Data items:
* * * *
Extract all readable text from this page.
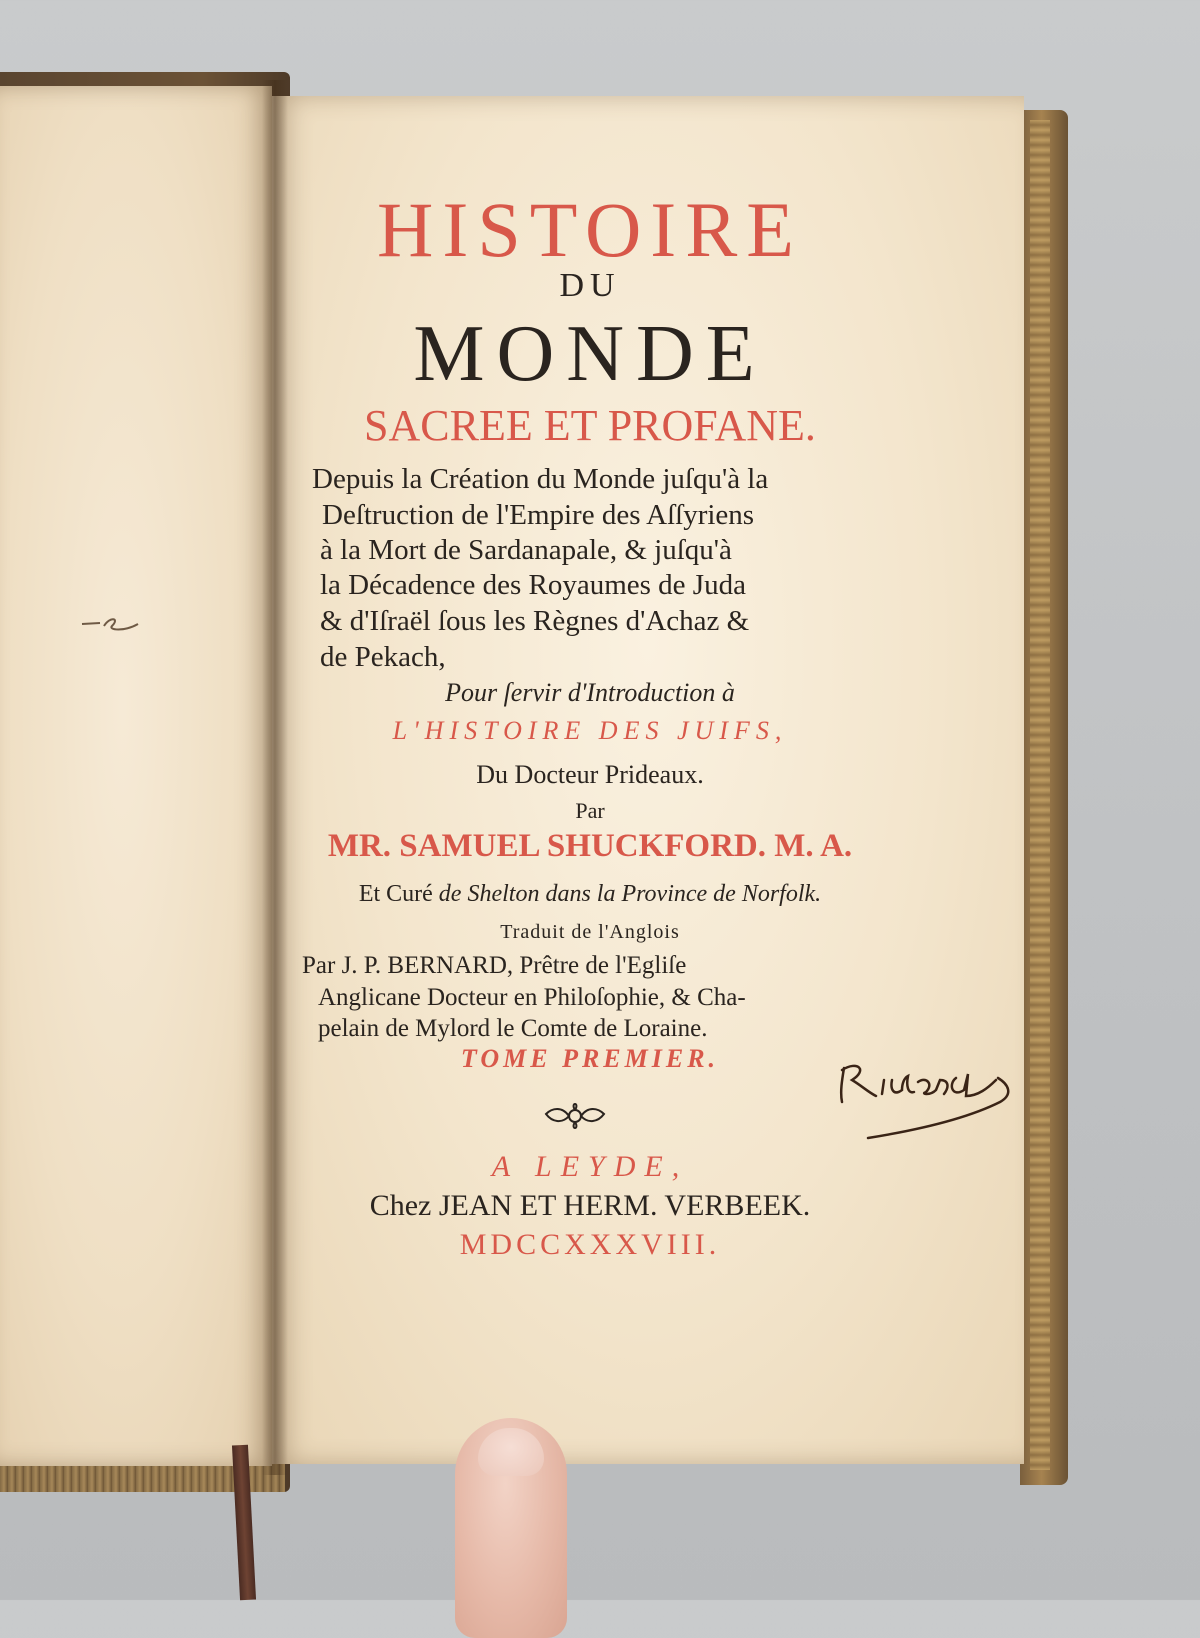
HISTOIRE
DU
MONDE
SACREE ET PROFANE.
Depuis la Création du Monde juſqu'à la
Deſtruction de l'Empire des Aſſyriens
à la Mort de Sardanapale, & juſqu'à
la Décadence des Royaumes de Juda
& d'Iſraël ſous les Règnes d'Achaz &
de Pekach,
Pour ſervir d'Introduction à
L'HISTOIRE DES JUIFS,
Du Docteur Prideaux.
Par
MR. SAMUEL SHUCKFORD. M. A.
Et Curé de Shelton dans la Province de Norfolk.
Traduit de l'Anglois
Par J. P. BERNARD, Prêtre de l'Egliſe
Anglicane Docteur en Philoſophie, & Cha-
pelain de Mylord le Comte de Loraine.
TOME PREMIER.
A LEYDE,
Chez JEAN ET HERM. VERBEEK.
MDCCXXXVIII.
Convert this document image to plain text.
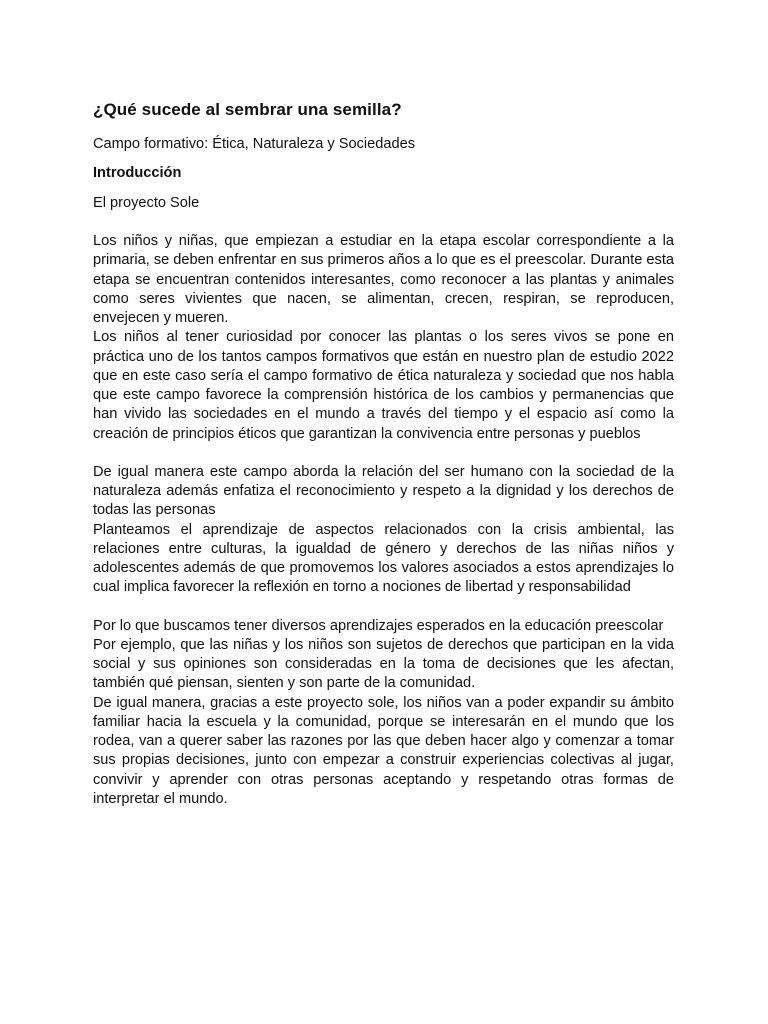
¿Qué sucede al sembrar una semilla?

Campo formativo: Ética, Naturaleza y Sociedades

Introducción

El proyecto Sole

Los niños y niñas, que empiezan a estudiar en la etapa escolar correspondiente a la primaria, se deben enfrentar en sus primeros años a lo que es el preescolar. Durante esta etapa se encuentran contenidos interesantes, como reconocer a las plantas y animales como seres vivientes que nacen, se alimentan, crecen, respiran, se reproducen, envejecen y mueren.

Los niños al tener curiosidad por conocer las plantas o los seres vivos se pone en práctica uno de los tantos campos formativos que están en nuestro plan de estudio 2022 que en este caso sería el campo formativo de ética naturaleza y sociedad que nos habla que este campo favorece la comprensión histórica de los cambios y permanencias que han vivido las sociedades en el mundo a través del tiempo y el espacio así como la creación de principios éticos que garantizan la convivencia entre personas y pueblos

De igual manera este campo aborda la relación del ser humano con la sociedad de la naturaleza además enfatiza el reconocimiento y respeto a la dignidad y los derechos de todas las personas

Planteamos el aprendizaje de aspectos relacionados con la crisis ambiental, las relaciones entre culturas, la igualdad de género y derechos de las niñas niños y adolescentes además de que promovemos los valores asociados a estos aprendizajes lo cual implica favorecer la reflexión en torno a nociones de libertad y responsabilidad

Por lo que buscamos tener diversos aprendizajes esperados en la educación preescolar

Por ejemplo, que las niñas y los niños son sujetos de derechos que participan en la vida social y sus opiniones son consideradas en la toma de decisiones que les afectan, también qué piensan, sienten y son parte de la comunidad.

De igual manera, gracias a este proyecto sole, los niños van a poder expandir su ámbito familiar hacia la escuela y la comunidad, porque se interesarán en el mundo que los rodea, van a querer saber las razones por las que deben hacer algo y comenzar a tomar sus propias decisiones, junto con empezar a construir experiencias colectivas al jugar, convivir y aprender con otras personas aceptando y respetando otras formas de interpretar el mundo.
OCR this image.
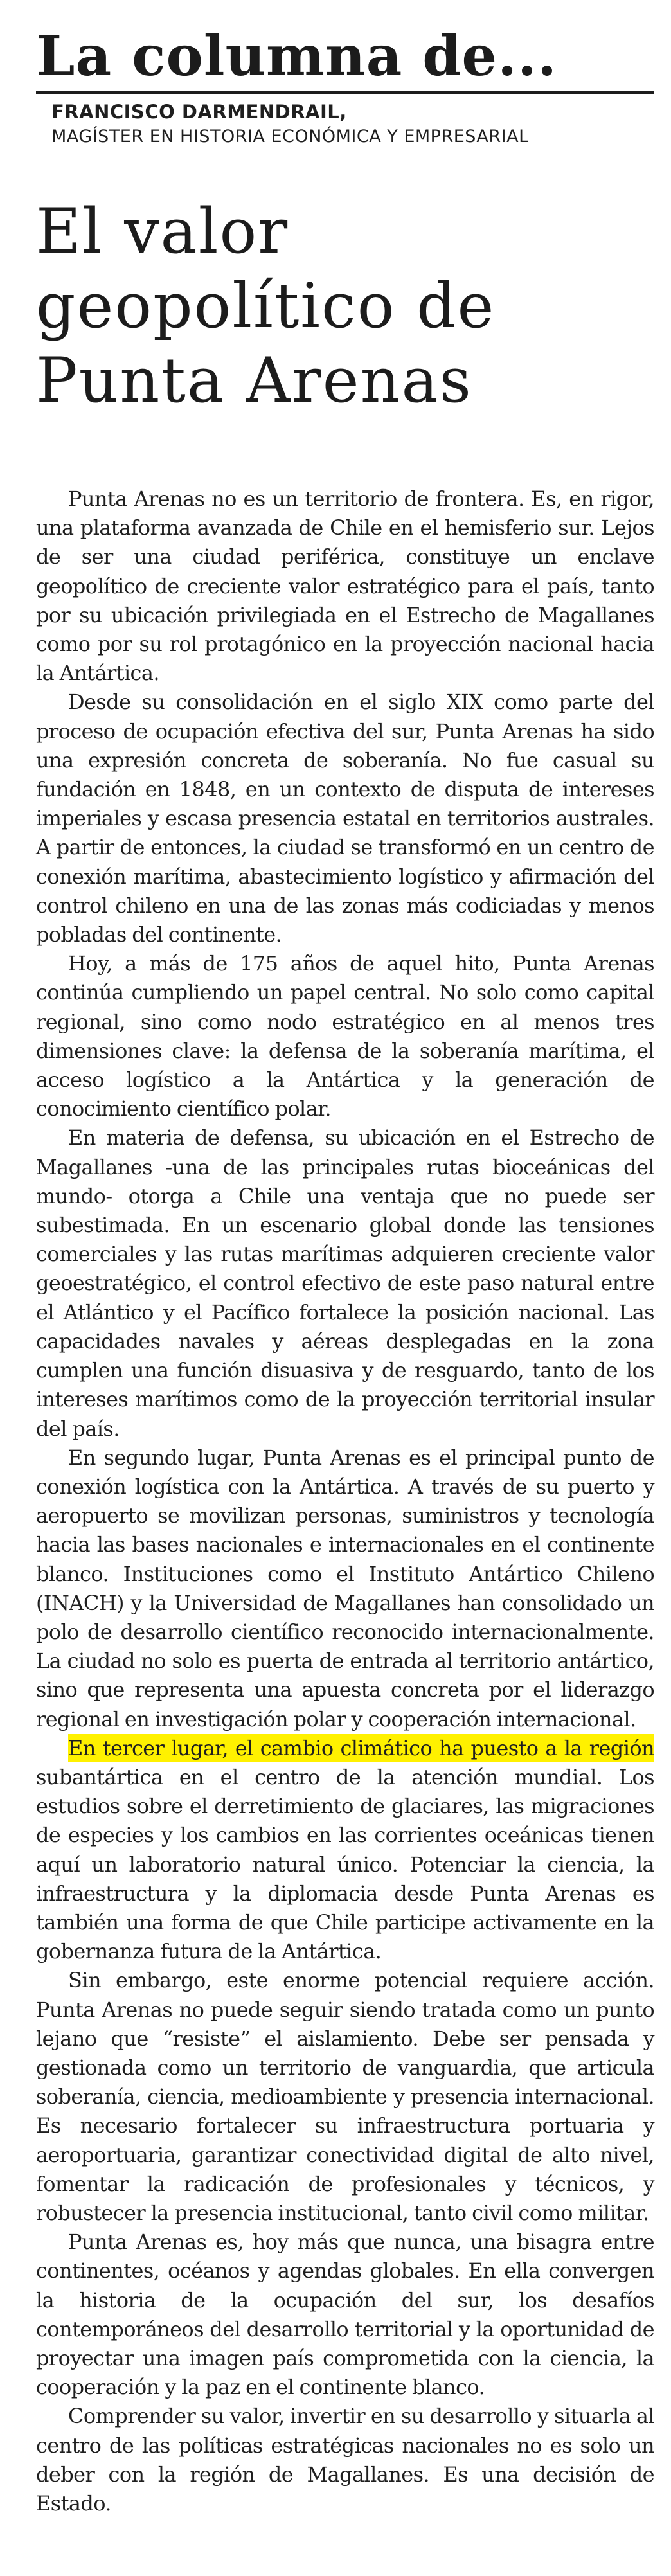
La columna de...
FRANCISCO DARMENDRAIL,
MAGÍSTER EN HISTORIA ECONÓMICA Y EMPRESARIAL
El valor geopolítico de Punta Arenas

Punta Arenas no es un territorio de frontera. Es, en rigor, una plataforma avanzada de Chile en el hemisferio sur. Lejos de ser una ciudad periférica, constituye un enclave geopolítico de creciente valor estratégico para el país, tanto por su ubicación privilegiada en el Estrecho de Magallanes como por su rol protagónico en la proyección nacional hacia la Antártica.

Desde su consolidación en el siglo XIX como parte del proceso de ocupación efectiva del sur, Punta Arenas ha sido una expresión concreta de soberanía. No fue casual su fundación en 1848, en un contexto de disputa de intereses imperiales y escasa presencia estatal en territorios australes. A partir de entonces, la ciudad se transformó en un centro de conexión marítima, abastecimiento logístico y afirmación del control chileno en una de las zonas más codiciadas y menos pobladas del continente.

Hoy, a más de 175 años de aquel hito, Punta Arenas continúa cumpliendo un papel central. No solo como capital regional, sino como nodo estratégico en al menos tres dimensiones clave: la defensa de la soberanía marítima, el acceso logístico a la Antártica y la generación de conocimiento científico polar.

En materia de defensa, su ubicación en el Estrecho de Magallanes -una de las principales rutas bioceánicas del mundo- otorga a Chile una ventaja que no puede ser subestimada. En un escenario global donde las tensiones comerciales y las rutas marítimas adquieren creciente valor geoestratégico, el control efectivo de este paso natural entre el Atlántico y el Pacífico fortalece la posición nacional. Las capacidades navales y aéreas desplegadas en la zona cumplen una función disuasiva y de resguardo, tanto de los intereses marítimos como de la proyección territorial insular del país.

En segundo lugar, Punta Arenas es el principal punto de conexión logística con la Antártica. A través de su puerto y aeropuerto se movilizan personas, suministros y tecnología hacia las bases nacionales e internacionales en el continente blanco. Instituciones como el Instituto Antártico Chileno (INACH) y la Universidad de Magallanes han consolidado un polo de desarrollo científico reconocido internacionalmente. La ciudad no solo es puerta de entrada al territorio antártico, sino que representa una apuesta concreta por el liderazgo regional en investigación polar y cooperación internacional.

En tercer lugar, el cambio climático ha puesto a la región subantártica en el centro de la atención mundial. Los estudios sobre el derretimiento de glaciares, las migraciones de especies y los cambios en las corrientes oceánicas tienen aquí un laboratorio natural único. Potenciar la ciencia, la infraestructura y la diplomacia desde Punta Arenas es también una forma de que Chile participe activamente en la gobernanza futura de la Antártica.

Sin embargo, este enorme potencial requiere acción. Punta Arenas no puede seguir siendo tratada como un punto lejano que “resiste” el aislamiento. Debe ser pensada y gestionada como un territorio de vanguardia, que articula soberanía, ciencia, medioambiente y presencia internacional. Es necesario fortalecer su infraestructura portuaria y aeroportuaria, garantizar conectividad digital de alto nivel, fomentar la radicación de profesionales y técnicos, y robustecer la presencia institucional, tanto civil como militar.

Punta Arenas es, hoy más que nunca, una bisagra entre continentes, océanos y agendas globales. En ella convergen la historia de la ocupación del sur, los desafíos contemporáneos del desarrollo territorial y la oportunidad de proyectar una imagen país comprometida con la ciencia, la cooperación y la paz en el continente blanco.

Comprender su valor, invertir en su desarrollo y situarla al centro de las políticas estratégicas nacionales no es solo un deber con la región de Magallanes. Es una decisión de Estado.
* * * *
YOUR GOAL:
Lines containing the word "Docteur" are to be tallied; report only the total.

EXERCISE SOLUTION:
2